start Data for this exercise

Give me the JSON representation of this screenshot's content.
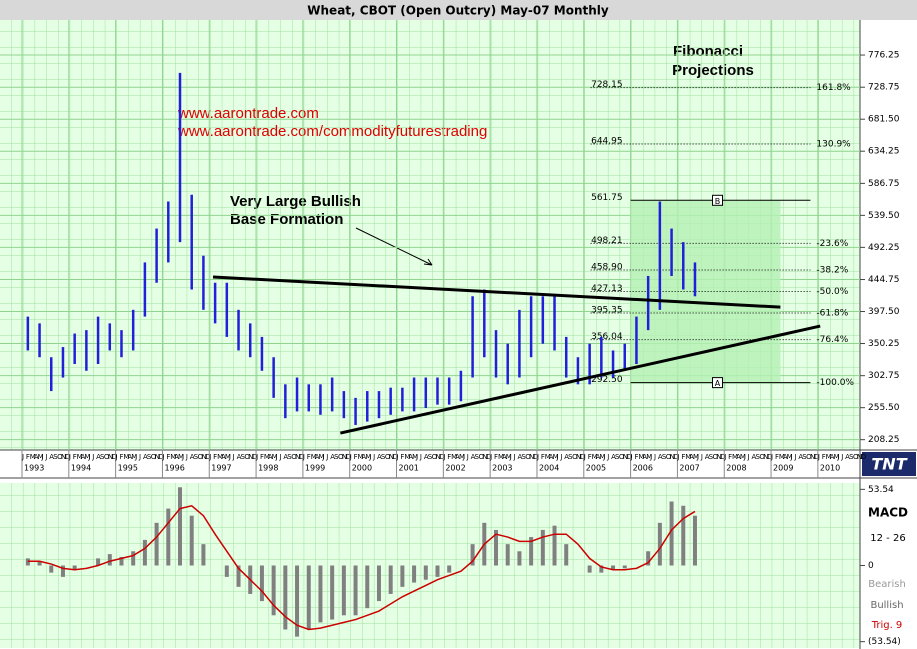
{
  "chart_data": [
    {
      "type": "range",
      "title": "Wheat, CBOT (Open Outcry) May-07  Monthly",
      "annotations": [
        "www.aarontrade.com",
        "www.aarontrade.com/commodityfuturestrading",
        "Very Large Bullish",
        "Base Formation",
        "Fibonacci",
        "Projections"
      ],
      "logo": "TNT",
      "month_labels": [
        "J",
        "F",
        "M",
        "A",
        "M",
        "J",
        "J",
        "A",
        "S",
        "O",
        "N",
        "D"
      ],
      "x": [
        1993.125,
        1993.375,
        1993.625,
        1993.875,
        1994.125,
        1994.375,
        1994.625,
        1994.875,
        1995.125,
        1995.375,
        1995.625,
        1995.875,
        1996.125,
        1996.375,
        1996.625,
        1996.875,
        1997.125,
        1997.375,
        1997.625,
        1997.875,
        1998.125,
        1998.375,
        1998.625,
        1998.875,
        1999.125,
        1999.375,
        1999.625,
        1999.875,
        2000.125,
        2000.375,
        2000.625,
        2000.875,
        2001.125,
        2001.375,
        2001.625,
        2001.875,
        2002.125,
        2002.375,
        2002.625,
        2002.875,
        2003.125,
        2003.375,
        2003.625,
        2003.875,
        2004.125,
        2004.375,
        2004.625,
        2004.875,
        2005.125,
        2005.375,
        2005.625,
        2005.875,
        2006.125,
        2006.375,
        2006.625,
        2006.875,
        2007.125,
        2007.375
      ],
      "low": [
        340,
        330,
        280,
        300,
        320,
        310,
        320,
        340,
        330,
        340,
        390,
        440,
        470,
        500,
        430,
        400,
        380,
        360,
        340,
        330,
        310,
        270,
        240,
        250,
        250,
        245,
        250,
        240,
        230,
        235,
        240,
        245,
        250,
        250,
        255,
        260,
        260,
        265,
        300,
        330,
        300,
        290,
        300,
        330,
        350,
        340,
        300,
        290,
        290,
        300,
        300,
        310,
        320,
        370,
        400,
        450,
        430,
        420
      ],
      "high": [
        390,
        380,
        330,
        345,
        365,
        370,
        390,
        380,
        370,
        400,
        470,
        520,
        560,
        750,
        570,
        480,
        440,
        440,
        400,
        380,
        360,
        330,
        290,
        300,
        290,
        290,
        300,
        280,
        270,
        280,
        280,
        285,
        285,
        300,
        300,
        300,
        300,
        310,
        420,
        430,
        370,
        350,
        400,
        420,
        420,
        420,
        360,
        330,
        350,
        360,
        340,
        350,
        390,
        450,
        560,
        520,
        500,
        470
      ],
      "color": "#2020d8",
      "xlim": [
        1992.53,
        2010.9
      ],
      "xticks": [
        1993,
        1994,
        1995,
        1996,
        1997,
        1998,
        1999,
        2000,
        2001,
        2002,
        2003,
        2004,
        2005,
        2006,
        2007,
        2008,
        2009,
        2010
      ],
      "ylim": [
        193,
        828
      ],
      "yticks": [
        776.25,
        728.75,
        {
          "value": 681.5,
          "label": "681.50"
        },
        634.25,
        586.75,
        {
          "value": 539.5,
          "label": "539.50"
        },
        492.25,
        444.75,
        {
          "value": 397.5,
          "label": "397.50"
        },
        350.25,
        302.75,
        {
          "value": 255.5,
          "label": "255.50"
        },
        208.25
      ],
      "grid": true,
      "trendlines": [
        {
          "x": [
            1997.08,
            2009.2
          ],
          "y": [
            448.5,
            404
          ],
          "color": "#000000"
        },
        {
          "x": [
            1999.8,
            2010.05
          ],
          "y": [
            218,
            376
          ],
          "color": "#000000"
        }
      ],
      "fib_x": [
        2006.0,
        2009.2
      ],
      "fib_levels": [
        {
          "value": 728.15,
          "label": "728.15",
          "pct": "161.8%"
        },
        {
          "value": 644.95,
          "label": "644.95",
          "pct": "130.9%"
        },
        {
          "value": 561.75,
          "label": "561.75",
          "box": "B"
        },
        {
          "value": 498.21,
          "label": "498.21",
          "pct": "-23.6%"
        },
        {
          "value": 458.9,
          "label": "458.90",
          "pct": "-38.2%"
        },
        {
          "value": 427.13,
          "label": "427.13",
          "pct": "-50.0%"
        },
        {
          "value": 395.35,
          "label": "395.35",
          "pct": "-61.8%"
        },
        {
          "value": 356.04,
          "label": "356.04",
          "pct": "-76.4%"
        },
        {
          "value": 292.5,
          "label": "292.50",
          "box": "A",
          "pct": "-100.0%"
        }
      ]
    },
    {
      "type": "macd",
      "labels": [
        "MACD",
        "12 - 26",
        "Bearish",
        "Bullish",
        "Trig. 9"
      ],
      "x": [
        1993.125,
        1993.375,
        1993.625,
        1993.875,
        1994.125,
        1994.375,
        1994.625,
        1994.875,
        1995.125,
        1995.375,
        1995.625,
        1995.875,
        1996.125,
        1996.375,
        1996.625,
        1996.875,
        1997.125,
        1997.375,
        1997.625,
        1997.875,
        1998.125,
        1998.375,
        1998.625,
        1998.875,
        1999.125,
        1999.375,
        1999.625,
        1999.875,
        2000.125,
        2000.375,
        2000.625,
        2000.875,
        2001.125,
        2001.375,
        2001.625,
        2001.875,
        2002.125,
        2002.375,
        2002.625,
        2002.875,
        2003.125,
        2003.375,
        2003.625,
        2003.875,
        2004.125,
        2004.375,
        2004.625,
        2004.875,
        2005.125,
        2005.375,
        2005.625,
        2005.875,
        2006.125,
        2006.375,
        2006.625,
        2006.875,
        2007.125,
        2007.375
      ],
      "series": [
        {
          "name": "MACD",
          "color": "#808080",
          "values": [
            5,
            3,
            -5,
            -8,
            -3,
            0,
            5,
            8,
            6,
            10,
            18,
            30,
            40,
            55,
            35,
            15,
            0,
            -8,
            -15,
            -20,
            -25,
            -35,
            -45,
            -50,
            -45,
            -40,
            -38,
            -35,
            -35,
            -30,
            -25,
            -20,
            -15,
            -12,
            -10,
            -8,
            -5,
            0,
            15,
            30,
            25,
            15,
            10,
            20,
            25,
            28,
            15,
            0,
            -5,
            -5,
            -3,
            -2,
            0,
            10,
            30,
            45,
            42,
            35
          ]
        },
        {
          "name": "Trig. 9",
          "color": "#cc0000",
          "values": [
            3,
            3,
            1,
            -2,
            -3,
            -2,
            0,
            3,
            5,
            7,
            12,
            20,
            30,
            40,
            42,
            35,
            22,
            10,
            -2,
            -10,
            -18,
            -28,
            -36,
            -42,
            -45,
            -44,
            -42,
            -40,
            -38,
            -35,
            -32,
            -27,
            -22,
            -18,
            -14,
            -10,
            -7,
            -4,
            3,
            15,
            22,
            20,
            17,
            17,
            20,
            22,
            22,
            15,
            5,
            -1,
            -3,
            -3,
            -2,
            2,
            12,
            25,
            33,
            38
          ]
        }
      ],
      "xlim": [
        1992.53,
        2010.9
      ],
      "ylim": [
        -58,
        58
      ],
      "yticks": [
        {
          "value": 53.54,
          "label": "53.54"
        },
        0,
        {
          "value": -53.54,
          "label": "(53.54)"
        }
      ]
    }
  ]
}
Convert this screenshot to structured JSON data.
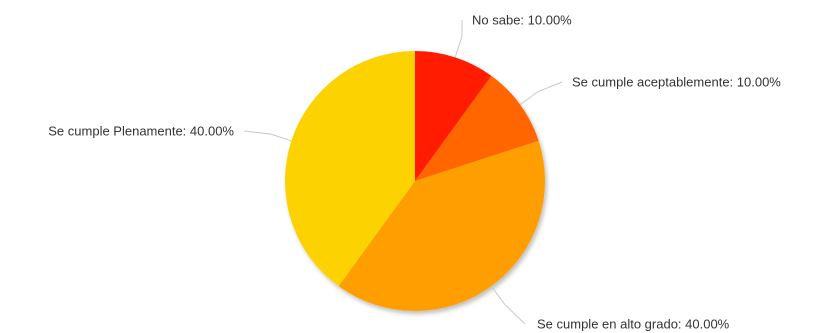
{
  "chart_data": {
    "type": "pie",
    "title": "",
    "start_angle_deg": 0,
    "direction": "clockwise",
    "slices": [
      {
        "label": "No sabe",
        "value": 10.0,
        "display": "No sabe: 10.00%",
        "color": "#ff1a00"
      },
      {
        "label": "Se cumple aceptablemente",
        "value": 10.0,
        "display": "Se cumple aceptablemente: 10.00%",
        "color": "#ff6600"
      },
      {
        "label": "Se cumple en alto grado",
        "value": 40.0,
        "display": "Se cumple en alto grado: 40.00%",
        "color": "#ff9e01"
      },
      {
        "label": "Se cumple Plenamente",
        "value": 40.0,
        "display": "Se cumple Plenamente: 40.00%",
        "color": "#fcd202"
      }
    ]
  }
}
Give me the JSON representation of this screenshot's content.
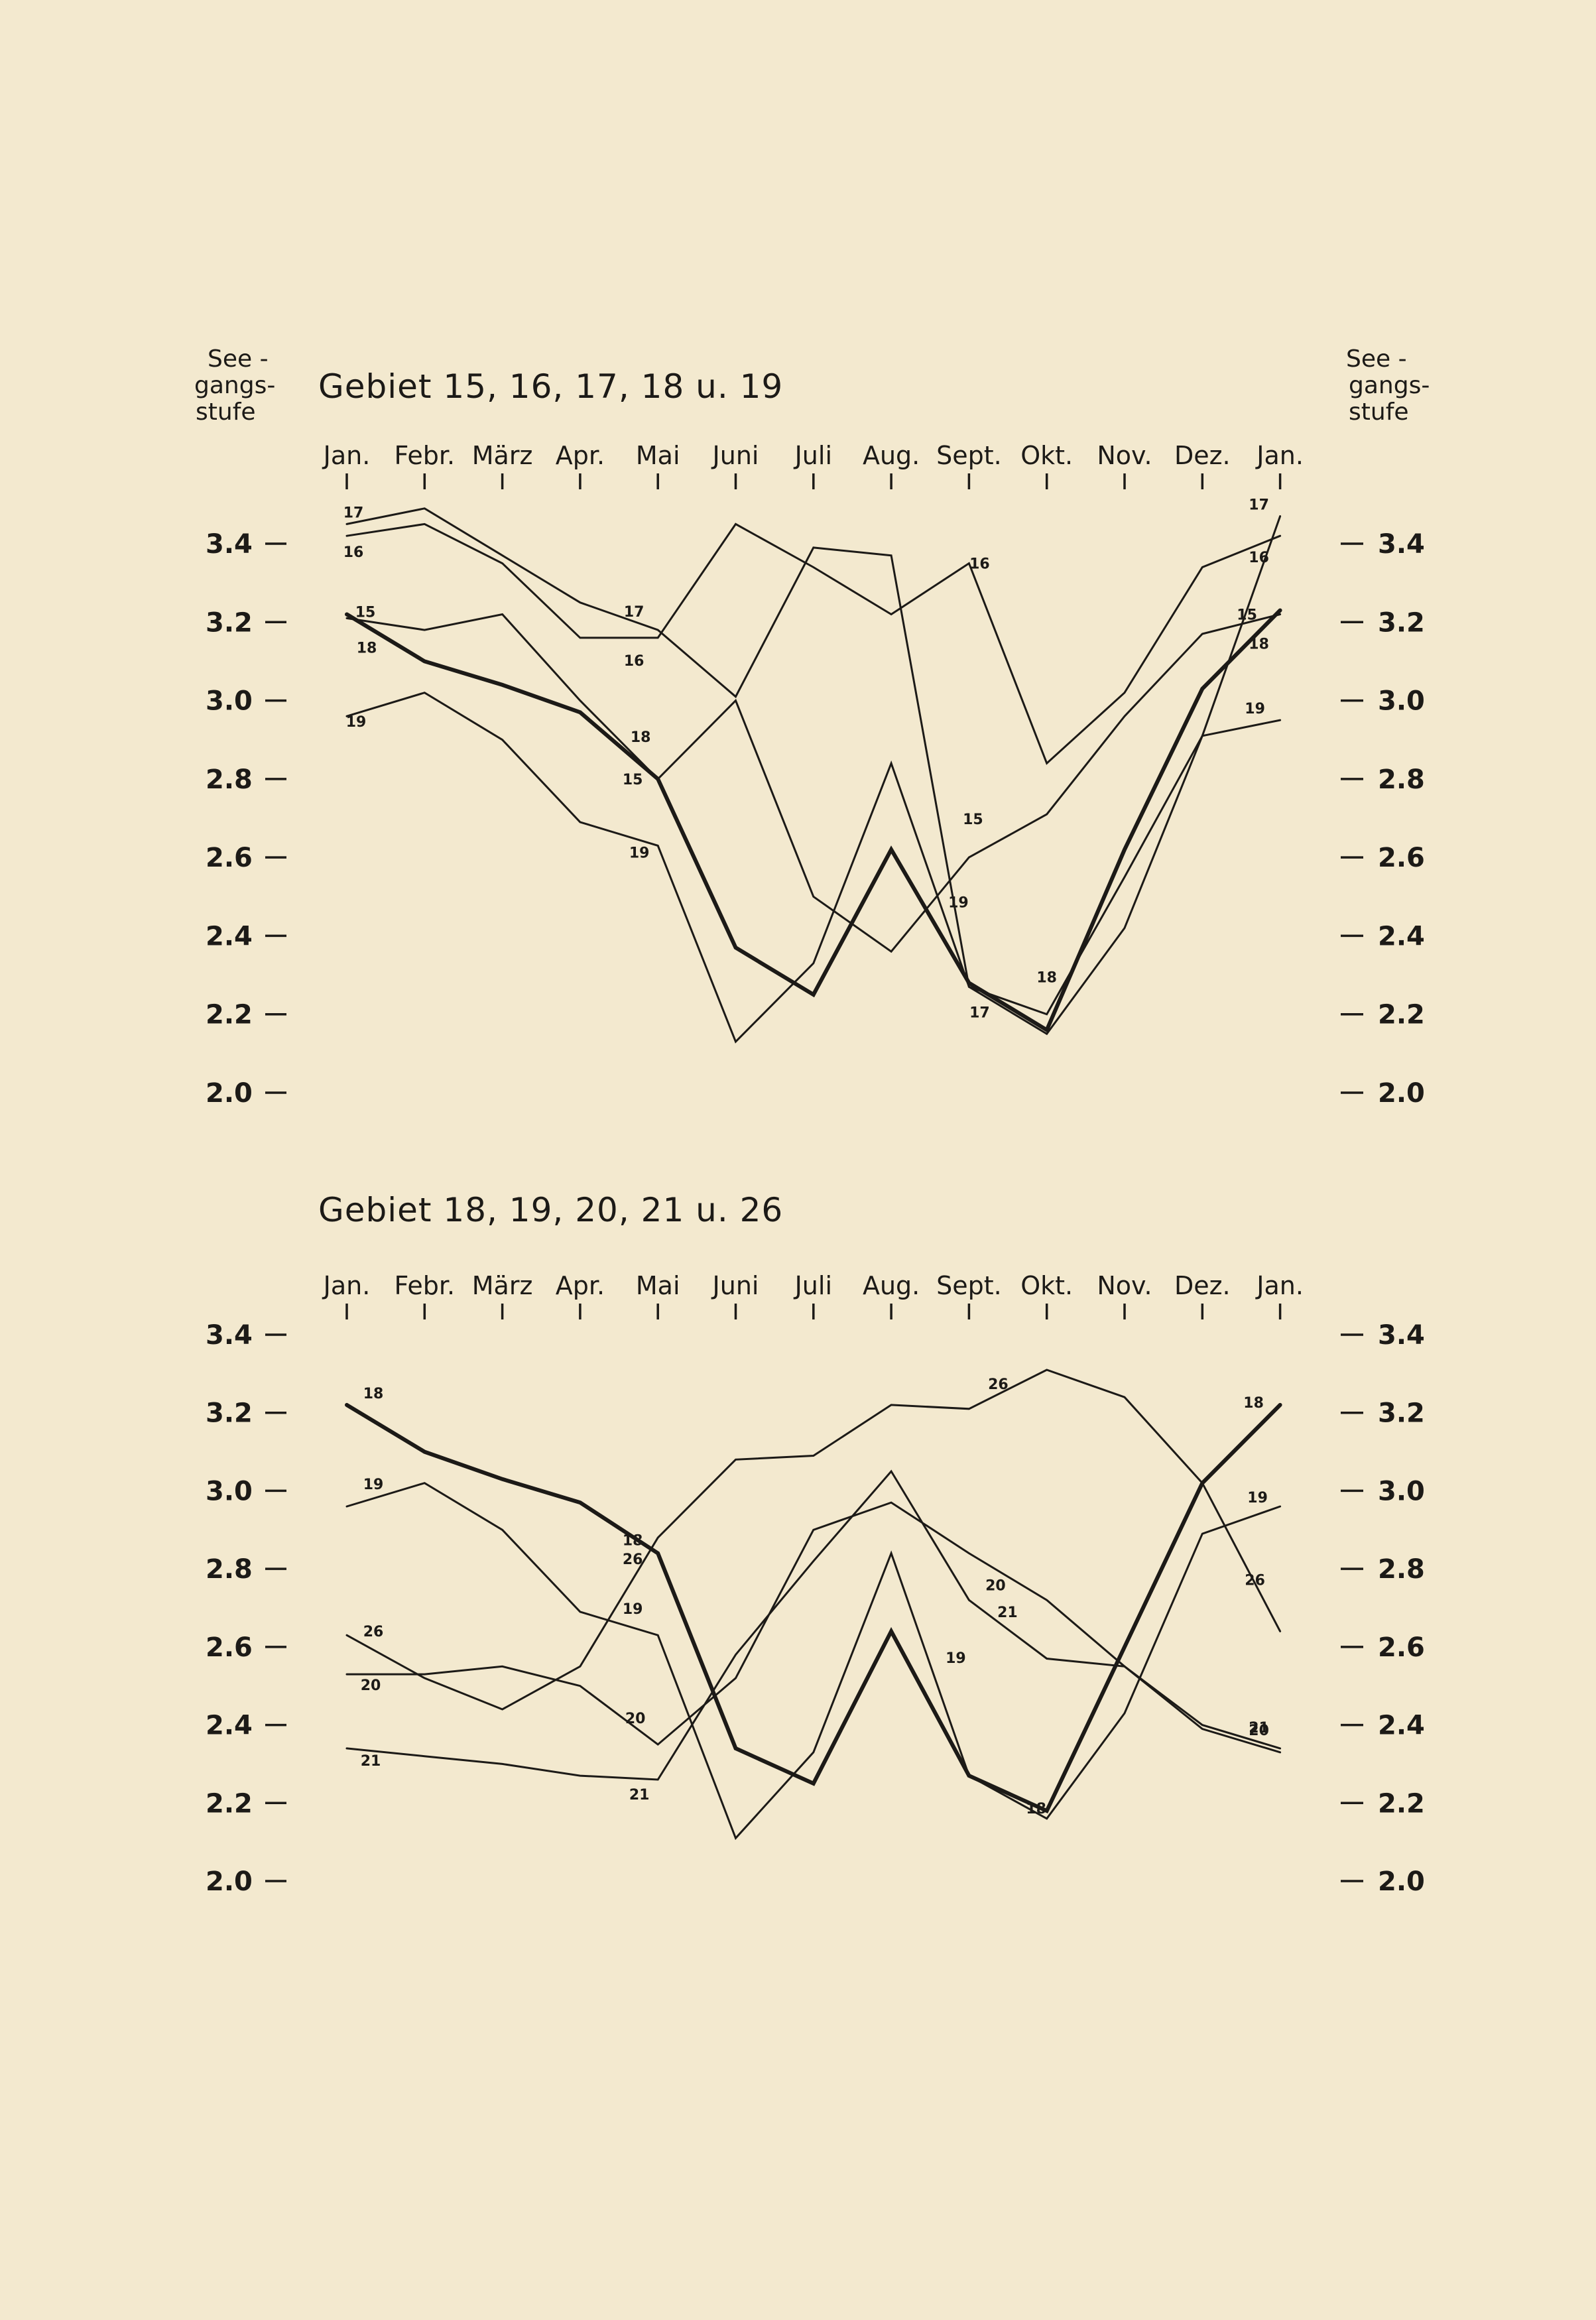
{
  "page": {
    "y_axis_label_lines": [
      "See -",
      "gangs-",
      "stufe"
    ],
    "y_axis_label_lines_right": [
      "See -",
      "gangs-",
      "stufe"
    ]
  },
  "chart_data": [
    {
      "type": "line",
      "title": "Gebiet 15, 16, 17, 18 u. 19",
      "ylabel": "Seegangsstufe",
      "categories": [
        "Jan.",
        "Febr.",
        "März",
        "Apr.",
        "Mai",
        "Juni",
        "Juli",
        "Aug.",
        "Sept.",
        "Okt.",
        "Nov.",
        "Dez.",
        "Jan."
      ],
      "ylim": [
        2.0,
        3.4
      ],
      "yticks": [
        "3.4",
        "3.2",
        "3.0",
        "2.8",
        "2.6",
        "2.4",
        "2.2",
        "2.0"
      ],
      "grid": false,
      "series": [
        {
          "name": "15",
          "values": [
            3.21,
            3.18,
            3.22,
            3.0,
            2.8,
            3.0,
            2.5,
            2.36,
            2.6,
            2.71,
            2.96,
            3.17,
            3.22
          ],
          "labels": [
            {
              "i": 0,
              "text": "15",
              "dx": 28,
              "dy": -2
            },
            {
              "i": 4,
              "text": "15",
              "dx": -38,
              "dy": 8
            },
            {
              "i": 8,
              "text": "15",
              "dx": 6,
              "dy": -50
            },
            {
              "i": 12,
              "text": "15",
              "dx": -50,
              "dy": 8
            }
          ]
        },
        {
          "name": "16",
          "values": [
            3.42,
            3.45,
            3.35,
            3.16,
            3.16,
            3.45,
            3.34,
            3.22,
            3.35,
            2.84,
            3.02,
            3.34,
            3.42
          ],
          "labels": [
            {
              "i": 0,
              "text": "16",
              "dx": 10,
              "dy": 32
            },
            {
              "i": 4,
              "text": "16",
              "dx": -36,
              "dy": 42
            },
            {
              "i": 8,
              "text": "16",
              "dx": 16,
              "dy": 8
            },
            {
              "i": 12,
              "text": "16",
              "dx": -32,
              "dy": 40
            }
          ]
        },
        {
          "name": "17",
          "values": [
            3.45,
            3.49,
            3.37,
            3.25,
            3.18,
            3.01,
            3.39,
            3.37,
            2.27,
            2.15,
            2.42,
            2.91,
            3.47
          ],
          "labels": [
            {
              "i": 0,
              "text": "17",
              "dx": 10,
              "dy": -10
            },
            {
              "i": 4,
              "text": "17",
              "dx": -36,
              "dy": -20
            },
            {
              "i": 8,
              "text": "17",
              "dx": 16,
              "dy": 46
            },
            {
              "i": 12,
              "text": "17",
              "dx": -32,
              "dy": -10
            }
          ]
        },
        {
          "name": "18",
          "values": [
            3.22,
            3.1,
            3.04,
            2.97,
            2.8,
            2.37,
            2.25,
            2.62,
            2.28,
            2.16,
            2.62,
            3.03,
            3.23
          ],
          "width": 6,
          "labels": [
            {
              "i": 0,
              "text": "18",
              "dx": 30,
              "dy": 58
            },
            {
              "i": 4,
              "text": "18",
              "dx": -26,
              "dy": -56
            },
            {
              "i": 9,
              "text": "18",
              "dx": 0,
              "dy": -72
            },
            {
              "i": 12,
              "text": "18",
              "dx": -32,
              "dy": 58
            }
          ]
        },
        {
          "name": "19",
          "values": [
            2.96,
            3.02,
            2.9,
            2.69,
            2.63,
            2.13,
            2.33,
            2.84,
            2.27,
            2.2,
            2.55,
            2.91,
            2.95
          ],
          "labels": [
            {
              "i": 0,
              "text": "19",
              "dx": 14,
              "dy": 16
            },
            {
              "i": 4,
              "text": "19",
              "dx": -28,
              "dy": 18
            },
            {
              "i": 8,
              "text": "19",
              "dx": -16,
              "dy": -120
            },
            {
              "i": 12,
              "text": "19",
              "dx": -38,
              "dy": -10
            }
          ]
        }
      ]
    },
    {
      "type": "line",
      "title": "Gebiet 18, 19, 20, 21 u. 26",
      "ylabel": "Seegangsstufe",
      "categories": [
        "Jan.",
        "Febr.",
        "März",
        "Apr.",
        "Mai",
        "Juni",
        "Juli",
        "Aug.",
        "Sept.",
        "Okt.",
        "Nov.",
        "Dez.",
        "Jan."
      ],
      "ylim": [
        2.0,
        3.4
      ],
      "yticks": [
        "3.4",
        "3.2",
        "3.0",
        "2.8",
        "2.6",
        "2.4",
        "2.2",
        "2.0"
      ],
      "grid": false,
      "series": [
        {
          "name": "18",
          "values": [
            3.22,
            3.1,
            3.03,
            2.97,
            2.84,
            2.34,
            2.25,
            2.64,
            2.27,
            2.18,
            2.6,
            3.02,
            3.22
          ],
          "width": 6,
          "labels": [
            {
              "i": 0,
              "text": "18",
              "dx": 40,
              "dy": -10
            },
            {
              "i": 4,
              "text": "18",
              "dx": -38,
              "dy": -12
            },
            {
              "i": 9,
              "text": "18",
              "dx": -16,
              "dy": 4
            },
            {
              "i": 12,
              "text": "18",
              "dx": -40,
              "dy": 4
            }
          ]
        },
        {
          "name": "19",
          "values": [
            2.96,
            3.02,
            2.9,
            2.69,
            2.63,
            2.11,
            2.33,
            2.84,
            2.27,
            2.16,
            2.43,
            2.89,
            2.96
          ],
          "labels": [
            {
              "i": 0,
              "text": "19",
              "dx": 40,
              "dy": -26
            },
            {
              "i": 4,
              "text": "19",
              "dx": -38,
              "dy": -32
            },
            {
              "i": 8,
              "text": "19",
              "dx": -20,
              "dy": -170
            },
            {
              "i": 12,
              "text": "19",
              "dx": -34,
              "dy": -6
            }
          ]
        },
        {
          "name": "20",
          "values": [
            2.53,
            2.53,
            2.55,
            2.5,
            2.35,
            2.52,
            2.9,
            2.97,
            2.84,
            2.72,
            2.55,
            2.39,
            2.33
          ],
          "labels": [
            {
              "i": 0,
              "text": "20",
              "dx": 36,
              "dy": 24
            },
            {
              "i": 4,
              "text": "20",
              "dx": -34,
              "dy": -32
            },
            {
              "i": 8,
              "text": "20",
              "dx": 40,
              "dy": 56
            },
            {
              "i": 12,
              "text": "20",
              "dx": -32,
              "dy": -26
            }
          ]
        },
        {
          "name": "21",
          "values": [
            2.34,
            2.32,
            2.3,
            2.27,
            2.26,
            2.58,
            2.82,
            3.05,
            2.72,
            2.57,
            2.55,
            2.4,
            2.34
          ],
          "labels": [
            {
              "i": 0,
              "text": "21",
              "dx": 36,
              "dy": 26
            },
            {
              "i": 4,
              "text": "21",
              "dx": -28,
              "dy": 30
            },
            {
              "i": 8,
              "text": "21",
              "dx": 58,
              "dy": 26
            },
            {
              "i": 12,
              "text": "21",
              "dx": -32,
              "dy": -24
            }
          ]
        },
        {
          "name": "26",
          "values": [
            2.63,
            2.52,
            2.44,
            2.55,
            2.88,
            3.08,
            3.09,
            3.22,
            3.21,
            3.31,
            3.24,
            3.02,
            2.64
          ],
          "labels": [
            {
              "i": 0,
              "text": "26",
              "dx": 40,
              "dy": 2
            },
            {
              "i": 4,
              "text": "26",
              "dx": -38,
              "dy": 40
            },
            {
              "i": 8,
              "text": "26",
              "dx": 44,
              "dy": -30
            },
            {
              "i": 12,
              "text": "26",
              "dx": -38,
              "dy": -70
            }
          ]
        }
      ]
    }
  ]
}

end Data for this exercise

▸ What the task asks
Pick out and copy the lines of the entries that hold the string "Gebiet".

▸ Answer to the exercise
      "title": "Gebiet 15, 16, 17, 18 u. 19",
      "title": "Gebiet 18, 19, 20, 21 u. 26",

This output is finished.